__Task to carry out__
Find every line with "MAIN" in it, then report how many there are and nothing more.
-- Start of Data for this exercise --
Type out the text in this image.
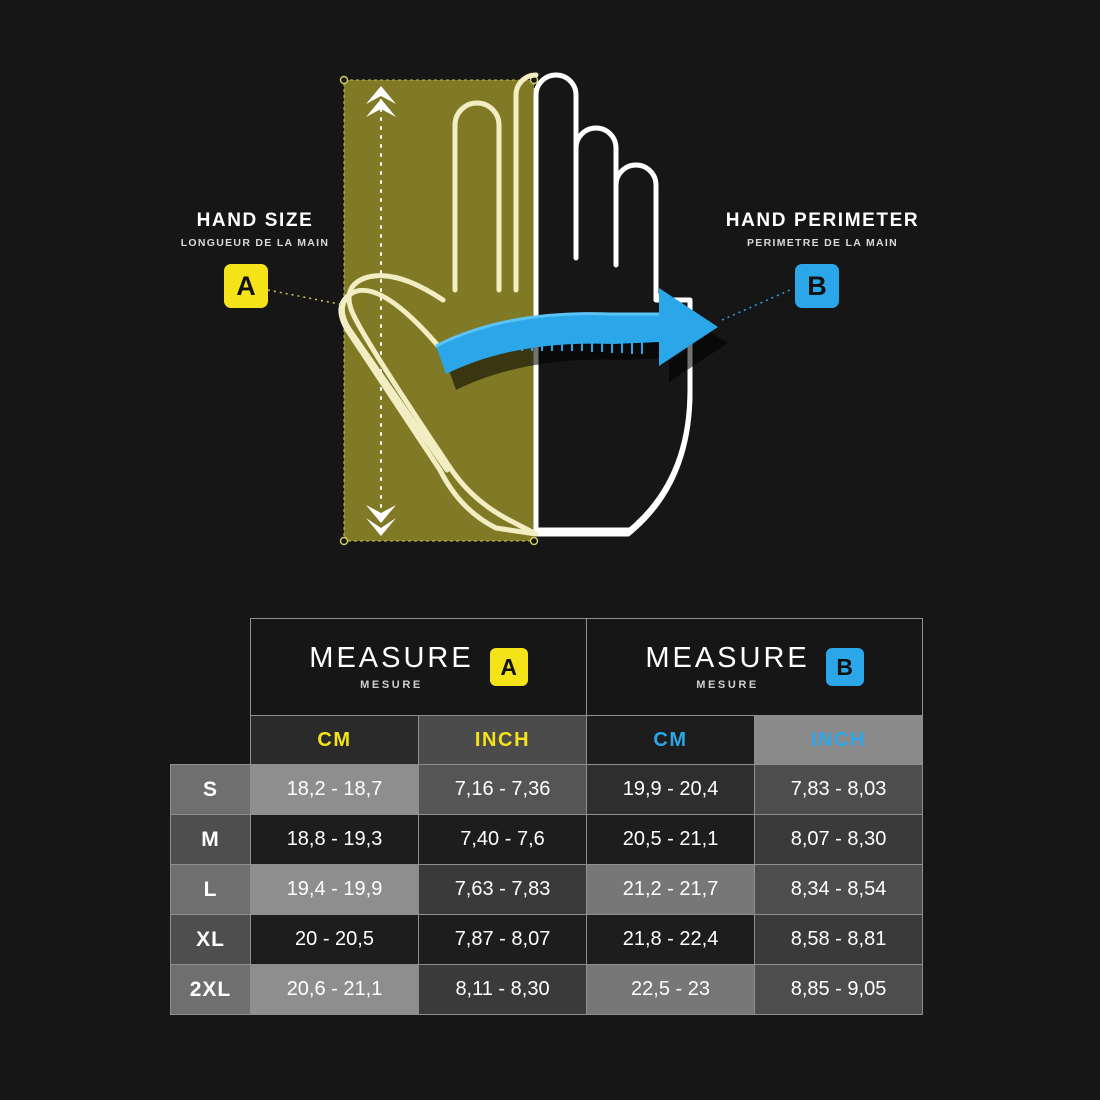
HAND SIZE
LONGUEUR DE LA MAIN
A
HAND PERIMETER
PERIMETRE DE LA MAIN
B

MEASURE
MESURE
A	MEASURE
MESURE
B

	CM	INCH	CM	INCH
S	18,2 - 18,7	7,16 - 7,36	19,9 - 20,4	7,83 - 8,03
M	18,8 - 19,3	7,40 - 7,6	20,5 - 21,1	8,07 - 8,30
L	19,4 - 19,9	7,63 - 7,83	21,2 - 21,7	8,34 - 8,54
XL	20 - 20,5	7,87 - 8,07	21,8 - 22,4	8,58 - 8,81
2XL	20,6 - 21,1	8,11 - 8,30	22,5 - 23	8,85 - 9,05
-- End of Data for this exercise --
__Task solution__
2